Exercise brief
Read the records and write them out again exactly.

Start Information shown

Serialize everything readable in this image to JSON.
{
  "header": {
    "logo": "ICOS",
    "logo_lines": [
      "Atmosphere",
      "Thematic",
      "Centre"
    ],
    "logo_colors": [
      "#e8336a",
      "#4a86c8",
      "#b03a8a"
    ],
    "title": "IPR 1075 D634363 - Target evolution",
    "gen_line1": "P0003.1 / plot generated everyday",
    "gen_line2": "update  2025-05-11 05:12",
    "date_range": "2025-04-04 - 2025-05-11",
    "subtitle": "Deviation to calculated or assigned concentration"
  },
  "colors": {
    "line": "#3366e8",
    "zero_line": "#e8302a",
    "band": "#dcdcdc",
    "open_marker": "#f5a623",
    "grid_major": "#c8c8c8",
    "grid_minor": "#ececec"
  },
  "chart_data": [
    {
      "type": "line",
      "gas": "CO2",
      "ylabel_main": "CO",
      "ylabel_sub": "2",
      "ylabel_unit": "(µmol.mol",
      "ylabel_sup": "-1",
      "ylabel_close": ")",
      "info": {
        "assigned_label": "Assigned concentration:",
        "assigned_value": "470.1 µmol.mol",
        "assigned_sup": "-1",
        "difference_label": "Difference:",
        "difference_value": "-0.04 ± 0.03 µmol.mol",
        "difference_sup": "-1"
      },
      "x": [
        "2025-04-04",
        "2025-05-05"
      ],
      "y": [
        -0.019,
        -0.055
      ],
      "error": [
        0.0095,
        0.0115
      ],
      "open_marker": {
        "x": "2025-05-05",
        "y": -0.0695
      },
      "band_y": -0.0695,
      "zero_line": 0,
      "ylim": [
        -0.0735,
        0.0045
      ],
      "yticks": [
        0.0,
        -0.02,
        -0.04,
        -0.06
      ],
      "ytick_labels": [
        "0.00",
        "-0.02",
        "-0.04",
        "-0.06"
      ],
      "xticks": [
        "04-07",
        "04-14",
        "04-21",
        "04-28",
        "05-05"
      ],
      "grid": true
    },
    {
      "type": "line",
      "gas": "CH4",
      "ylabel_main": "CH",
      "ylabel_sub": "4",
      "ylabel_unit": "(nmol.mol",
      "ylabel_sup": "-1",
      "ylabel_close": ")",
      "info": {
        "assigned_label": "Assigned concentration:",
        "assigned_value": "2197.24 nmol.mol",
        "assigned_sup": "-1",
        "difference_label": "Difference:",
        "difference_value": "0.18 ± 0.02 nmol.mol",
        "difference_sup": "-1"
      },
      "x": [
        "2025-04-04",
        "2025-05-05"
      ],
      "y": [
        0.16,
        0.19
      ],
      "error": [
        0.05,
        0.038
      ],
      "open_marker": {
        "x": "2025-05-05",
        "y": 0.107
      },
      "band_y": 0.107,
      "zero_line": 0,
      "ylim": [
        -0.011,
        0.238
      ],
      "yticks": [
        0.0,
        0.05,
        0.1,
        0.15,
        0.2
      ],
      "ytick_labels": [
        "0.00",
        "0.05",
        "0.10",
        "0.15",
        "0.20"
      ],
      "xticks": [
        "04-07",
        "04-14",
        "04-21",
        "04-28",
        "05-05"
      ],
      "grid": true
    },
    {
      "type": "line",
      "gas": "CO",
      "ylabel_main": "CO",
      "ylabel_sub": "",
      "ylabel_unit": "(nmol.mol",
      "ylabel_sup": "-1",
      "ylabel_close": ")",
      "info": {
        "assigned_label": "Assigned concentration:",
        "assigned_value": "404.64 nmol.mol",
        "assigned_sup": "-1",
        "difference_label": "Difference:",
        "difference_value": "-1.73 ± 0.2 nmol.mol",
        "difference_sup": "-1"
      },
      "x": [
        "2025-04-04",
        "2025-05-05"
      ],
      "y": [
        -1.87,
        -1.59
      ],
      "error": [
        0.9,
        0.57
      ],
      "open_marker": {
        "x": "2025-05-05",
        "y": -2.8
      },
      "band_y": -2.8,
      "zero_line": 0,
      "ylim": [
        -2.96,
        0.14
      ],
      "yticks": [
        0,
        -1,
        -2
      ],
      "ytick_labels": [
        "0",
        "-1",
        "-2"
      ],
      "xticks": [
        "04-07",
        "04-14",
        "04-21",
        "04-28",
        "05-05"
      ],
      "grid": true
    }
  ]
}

End Information shown

Reply to the exercise
Serialize everything readable in this image to JSON.
{
  "header": {
    "logo": "ICOS",
    "logo_lines": [
      "Atmosphere",
      "Thematic",
      "Centre"
    ],
    "logo_colors": [
      "#e8336a",
      "#4a86c8",
      "#b03a8a"
    ],
    "title": "IPR 1075 D634363 - Target evolution",
    "gen_line1": "P0003.1 / plot generated everyday",
    "gen_line2": "update  2025-05-11 05:12",
    "date_range": "2025-04-04 - 2025-05-11",
    "subtitle": "Deviation to calculated or assigned concentration"
  },
  "colors": {
    "line": "#3366e8",
    "zero_line": "#e8302a",
    "band": "#dcdcdc",
    "open_marker": "#f5a623",
    "grid_major": "#c8c8c8",
    "grid_minor": "#ececec"
  },
  "chart_data": [
    {
      "type": "line",
      "gas": "CO2",
      "ylabel_main": "CO",
      "ylabel_sub": "2",
      "ylabel_unit": "(µmol.mol",
      "ylabel_sup": "-1",
      "ylabel_close": ")",
      "info": {
        "assigned_label": "Assigned concentration:",
        "assigned_value": "470.1 µmol.mol",
        "assigned_sup": "-1",
        "difference_label": "Difference:",
        "difference_value": "-0.04 ± 0.03 µmol.mol",
        "difference_sup": "-1"
      },
      "x": [
        "2025-04-04",
        "2025-05-05"
      ],
      "y": [
        -0.019,
        -0.055
      ],
      "error": [
        0.0095,
        0.0115
      ],
      "open_marker": {
        "x": "2025-05-05",
        "y": -0.0695
      },
      "band_y": -0.0695,
      "zero_line": 0,
      "ylim": [
        -0.0735,
        0.0045
      ],
      "yticks": [
        0.0,
        -0.02,
        -0.04,
        -0.06
      ],
      "ytick_labels": [
        "0.00",
        "-0.02",
        "-0.04",
        "-0.06"
      ],
      "xticks": [
        "04-07",
        "04-14",
        "04-21",
        "04-28",
        "05-05"
      ],
      "grid": true
    },
    {
      "type": "line",
      "gas": "CH4",
      "ylabel_main": "CH",
      "ylabel_sub": "4",
      "ylabel_unit": "(nmol.mol",
      "ylabel_sup": "-1",
      "ylabel_close": ")",
      "info": {
        "assigned_label": "Assigned concentration:",
        "assigned_value": "2197.24 nmol.mol",
        "assigned_sup": "-1",
        "difference_label": "Difference:",
        "difference_value": "0.18 ± 0.02 nmol.mol",
        "difference_sup": "-1"
      },
      "x": [
        "2025-04-04",
        "2025-05-05"
      ],
      "y": [
        0.16,
        0.19
      ],
      "error": [
        0.05,
        0.038
      ],
      "open_marker": {
        "x": "2025-05-05",
        "y": 0.107
      },
      "band_y": 0.107,
      "zero_line": 0,
      "ylim": [
        -0.011,
        0.238
      ],
      "yticks": [
        0.0,
        0.05,
        0.1,
        0.15,
        0.2
      ],
      "ytick_labels": [
        "0.00",
        "0.05",
        "0.10",
        "0.15",
        "0.20"
      ],
      "xticks": [
        "04-07",
        "04-14",
        "04-21",
        "04-28",
        "05-05"
      ],
      "grid": true
    },
    {
      "type": "line",
      "gas": "CO",
      "ylabel_main": "CO",
      "ylabel_sub": "",
      "ylabel_unit": "(nmol.mol",
      "ylabel_sup": "-1",
      "ylabel_close": ")",
      "info": {
        "assigned_label": "Assigned concentration:",
        "assigned_value": "404.64 nmol.mol",
        "assigned_sup": "-1",
        "difference_label": "Difference:",
        "difference_value": "-1.73 ± 0.2 nmol.mol",
        "difference_sup": "-1"
      },
      "x": [
        "2025-04-04",
        "2025-05-05"
      ],
      "y": [
        -1.87,
        -1.59
      ],
      "error": [
        0.9,
        0.57
      ],
      "open_marker": {
        "x": "2025-05-05",
        "y": -2.8
      },
      "band_y": -2.8,
      "zero_line": 0,
      "ylim": [
        -2.96,
        0.14
      ],
      "yticks": [
        0,
        -1,
        -2
      ],
      "ytick_labels": [
        "0",
        "-1",
        "-2"
      ],
      "xticks": [
        "04-07",
        "04-14",
        "04-21",
        "04-28",
        "05-05"
      ],
      "grid": true
    }
  ]
}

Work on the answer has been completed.